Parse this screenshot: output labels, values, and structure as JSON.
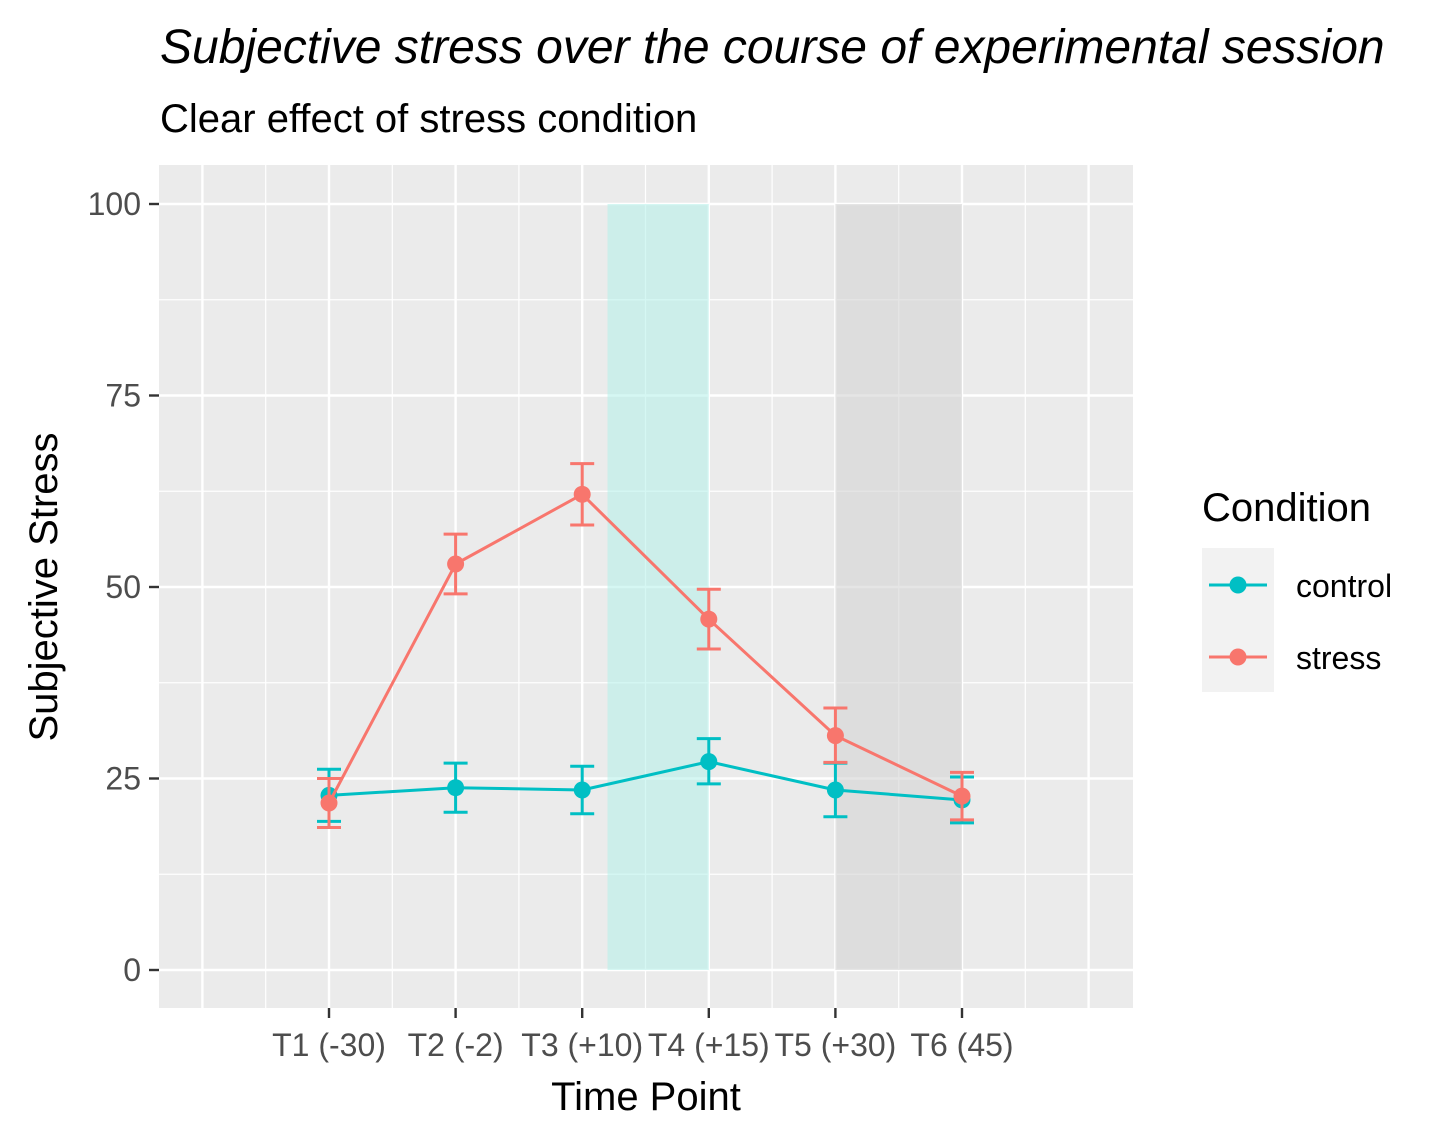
{
  "chart_data": {
    "type": "line",
    "title": "Subjective stress over the course of experimental session",
    "subtitle": "Clear effect of stress condition",
    "xlabel": "Time Point",
    "ylabel": "Subjective Stress",
    "categories": [
      "T1 (-30)",
      "T2 (-2)",
      "T3 (+10)",
      "T4 (+15)",
      "T5 (+30)",
      "T6 (45)"
    ],
    "ylim": [
      0,
      100
    ],
    "yticks": [
      0,
      25,
      50,
      75,
      100
    ],
    "grid": true,
    "legend": {
      "title": "Condition",
      "position": "right"
    },
    "series": [
      {
        "name": "control",
        "color": "#00BFC4",
        "values": [
          22.8,
          23.8,
          23.5,
          27.2,
          23.5,
          22.2
        ],
        "error_low": [
          19.4,
          20.6,
          20.4,
          24.3,
          20.0,
          19.2
        ],
        "error_high": [
          26.2,
          27.0,
          26.6,
          30.2,
          27.0,
          25.2
        ]
      },
      {
        "name": "stress",
        "color": "#F8766D",
        "values": [
          21.8,
          53.0,
          62.1,
          45.8,
          30.6,
          22.7
        ],
        "error_low": [
          18.6,
          49.1,
          58.1,
          41.9,
          27.1,
          19.6
        ],
        "error_high": [
          25.0,
          56.9,
          66.1,
          49.7,
          34.2,
          25.8
        ]
      }
    ],
    "shaded_regions": [
      {
        "from": 2.2,
        "to": 3.0,
        "ymin": 0,
        "ymax": 100,
        "color": "#B2F0EA",
        "opacity": 0.55
      },
      {
        "from": 4.0,
        "to": 5.0,
        "ymin": 0,
        "ymax": 100,
        "color": "#D4D4D4",
        "opacity": 0.6
      }
    ]
  }
}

::::

> Directive
Return the records exactly. Don't carry the pictures over.

> Exercise solution
Parse this screenshot: output labels, values, and structure as JSON.
{
  "chart_data": {
    "type": "line",
    "title": "Subjective stress over the course of experimental session",
    "subtitle": "Clear effect of stress condition",
    "xlabel": "Time Point",
    "ylabel": "Subjective Stress",
    "categories": [
      "T1 (-30)",
      "T2 (-2)",
      "T3 (+10)",
      "T4 (+15)",
      "T5 (+30)",
      "T6 (45)"
    ],
    "ylim": [
      0,
      100
    ],
    "yticks": [
      0,
      25,
      50,
      75,
      100
    ],
    "grid": true,
    "legend": {
      "title": "Condition",
      "position": "right"
    },
    "series": [
      {
        "name": "control",
        "color": "#00BFC4",
        "values": [
          22.8,
          23.8,
          23.5,
          27.2,
          23.5,
          22.2
        ],
        "error_low": [
          19.4,
          20.6,
          20.4,
          24.3,
          20.0,
          19.2
        ],
        "error_high": [
          26.2,
          27.0,
          26.6,
          30.2,
          27.0,
          25.2
        ]
      },
      {
        "name": "stress",
        "color": "#F8766D",
        "values": [
          21.8,
          53.0,
          62.1,
          45.8,
          30.6,
          22.7
        ],
        "error_low": [
          18.6,
          49.1,
          58.1,
          41.9,
          27.1,
          19.6
        ],
        "error_high": [
          25.0,
          56.9,
          66.1,
          49.7,
          34.2,
          25.8
        ]
      }
    ],
    "shaded_regions": [
      {
        "from": 2.2,
        "to": 3.0,
        "ymin": 0,
        "ymax": 100,
        "color": "#B2F0EA",
        "opacity": 0.55
      },
      {
        "from": 4.0,
        "to": 5.0,
        "ymin": 0,
        "ymax": 100,
        "color": "#D4D4D4",
        "opacity": 0.6
      }
    ]
  }
}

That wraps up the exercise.